Written task> Repeat the material in full. Keep every line exactly as it is.

——————

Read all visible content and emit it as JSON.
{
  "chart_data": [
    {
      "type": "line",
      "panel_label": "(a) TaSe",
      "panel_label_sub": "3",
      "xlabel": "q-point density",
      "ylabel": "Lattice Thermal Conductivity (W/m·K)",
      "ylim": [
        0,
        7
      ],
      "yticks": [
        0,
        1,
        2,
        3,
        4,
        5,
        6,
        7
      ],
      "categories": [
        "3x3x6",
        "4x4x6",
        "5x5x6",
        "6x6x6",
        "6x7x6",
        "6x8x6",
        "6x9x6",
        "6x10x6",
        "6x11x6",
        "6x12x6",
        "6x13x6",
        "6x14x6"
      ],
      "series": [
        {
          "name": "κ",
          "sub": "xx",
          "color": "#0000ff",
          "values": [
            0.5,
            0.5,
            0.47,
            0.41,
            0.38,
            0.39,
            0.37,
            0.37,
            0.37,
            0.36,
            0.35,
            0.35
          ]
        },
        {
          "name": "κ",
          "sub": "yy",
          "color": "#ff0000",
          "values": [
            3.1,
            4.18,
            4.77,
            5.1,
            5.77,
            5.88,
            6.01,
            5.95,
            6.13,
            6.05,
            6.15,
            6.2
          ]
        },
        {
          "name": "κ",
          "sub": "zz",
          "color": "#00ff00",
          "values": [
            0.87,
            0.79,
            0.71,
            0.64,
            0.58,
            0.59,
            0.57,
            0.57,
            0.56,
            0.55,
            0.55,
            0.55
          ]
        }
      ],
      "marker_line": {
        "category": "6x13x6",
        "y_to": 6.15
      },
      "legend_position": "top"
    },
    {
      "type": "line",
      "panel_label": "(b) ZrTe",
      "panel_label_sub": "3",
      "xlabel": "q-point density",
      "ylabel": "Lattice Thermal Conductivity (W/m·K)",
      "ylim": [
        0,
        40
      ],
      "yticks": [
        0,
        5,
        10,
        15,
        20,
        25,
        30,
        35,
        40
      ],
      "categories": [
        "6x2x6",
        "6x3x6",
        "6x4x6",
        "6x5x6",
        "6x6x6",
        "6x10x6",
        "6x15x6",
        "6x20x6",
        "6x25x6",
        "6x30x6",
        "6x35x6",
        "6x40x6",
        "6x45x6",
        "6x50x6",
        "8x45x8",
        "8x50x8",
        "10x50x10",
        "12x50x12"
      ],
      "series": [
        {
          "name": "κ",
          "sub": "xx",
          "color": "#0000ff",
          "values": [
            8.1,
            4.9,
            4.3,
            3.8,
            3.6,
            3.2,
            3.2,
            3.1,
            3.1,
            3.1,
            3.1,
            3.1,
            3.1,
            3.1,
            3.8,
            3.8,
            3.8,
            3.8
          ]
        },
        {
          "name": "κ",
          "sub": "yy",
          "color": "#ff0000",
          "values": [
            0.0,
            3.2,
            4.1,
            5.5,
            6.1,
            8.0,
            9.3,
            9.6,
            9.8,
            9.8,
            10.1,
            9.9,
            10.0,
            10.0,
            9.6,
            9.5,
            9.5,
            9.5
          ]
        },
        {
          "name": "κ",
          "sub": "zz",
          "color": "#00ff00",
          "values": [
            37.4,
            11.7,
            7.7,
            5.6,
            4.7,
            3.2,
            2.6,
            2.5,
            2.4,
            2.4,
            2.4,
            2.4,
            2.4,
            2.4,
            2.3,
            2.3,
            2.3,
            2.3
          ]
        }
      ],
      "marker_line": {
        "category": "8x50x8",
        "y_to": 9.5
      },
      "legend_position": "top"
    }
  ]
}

——————

Answer in full>
Read all visible content and emit it as JSON.
{
  "chart_data": [
    {
      "type": "line",
      "panel_label": "(a) TaSe",
      "panel_label_sub": "3",
      "xlabel": "q-point density",
      "ylabel": "Lattice Thermal Conductivity (W/m·K)",
      "ylim": [
        0,
        7
      ],
      "yticks": [
        0,
        1,
        2,
        3,
        4,
        5,
        6,
        7
      ],
      "categories": [
        "3x3x6",
        "4x4x6",
        "5x5x6",
        "6x6x6",
        "6x7x6",
        "6x8x6",
        "6x9x6",
        "6x10x6",
        "6x11x6",
        "6x12x6",
        "6x13x6",
        "6x14x6"
      ],
      "series": [
        {
          "name": "κ",
          "sub": "xx",
          "color": "#0000ff",
          "values": [
            0.5,
            0.5,
            0.47,
            0.41,
            0.38,
            0.39,
            0.37,
            0.37,
            0.37,
            0.36,
            0.35,
            0.35
          ]
        },
        {
          "name": "κ",
          "sub": "yy",
          "color": "#ff0000",
          "values": [
            3.1,
            4.18,
            4.77,
            5.1,
            5.77,
            5.88,
            6.01,
            5.95,
            6.13,
            6.05,
            6.15,
            6.2
          ]
        },
        {
          "name": "κ",
          "sub": "zz",
          "color": "#00ff00",
          "values": [
            0.87,
            0.79,
            0.71,
            0.64,
            0.58,
            0.59,
            0.57,
            0.57,
            0.56,
            0.55,
            0.55,
            0.55
          ]
        }
      ],
      "marker_line": {
        "category": "6x13x6",
        "y_to": 6.15
      },
      "legend_position": "top"
    },
    {
      "type": "line",
      "panel_label": "(b) ZrTe",
      "panel_label_sub": "3",
      "xlabel": "q-point density",
      "ylabel": "Lattice Thermal Conductivity (W/m·K)",
      "ylim": [
        0,
        40
      ],
      "yticks": [
        0,
        5,
        10,
        15,
        20,
        25,
        30,
        35,
        40
      ],
      "categories": [
        "6x2x6",
        "6x3x6",
        "6x4x6",
        "6x5x6",
        "6x6x6",
        "6x10x6",
        "6x15x6",
        "6x20x6",
        "6x25x6",
        "6x30x6",
        "6x35x6",
        "6x40x6",
        "6x45x6",
        "6x50x6",
        "8x45x8",
        "8x50x8",
        "10x50x10",
        "12x50x12"
      ],
      "series": [
        {
          "name": "κ",
          "sub": "xx",
          "color": "#0000ff",
          "values": [
            8.1,
            4.9,
            4.3,
            3.8,
            3.6,
            3.2,
            3.2,
            3.1,
            3.1,
            3.1,
            3.1,
            3.1,
            3.1,
            3.1,
            3.8,
            3.8,
            3.8,
            3.8
          ]
        },
        {
          "name": "κ",
          "sub": "yy",
          "color": "#ff0000",
          "values": [
            0.0,
            3.2,
            4.1,
            5.5,
            6.1,
            8.0,
            9.3,
            9.6,
            9.8,
            9.8,
            10.1,
            9.9,
            10.0,
            10.0,
            9.6,
            9.5,
            9.5,
            9.5
          ]
        },
        {
          "name": "κ",
          "sub": "zz",
          "color": "#00ff00",
          "values": [
            37.4,
            11.7,
            7.7,
            5.6,
            4.7,
            3.2,
            2.6,
            2.5,
            2.4,
            2.4,
            2.4,
            2.4,
            2.4,
            2.4,
            2.3,
            2.3,
            2.3,
            2.3
          ]
        }
      ],
      "marker_line": {
        "category": "8x50x8",
        "y_to": 9.5
      },
      "legend_position": "top"
    }
  ]
}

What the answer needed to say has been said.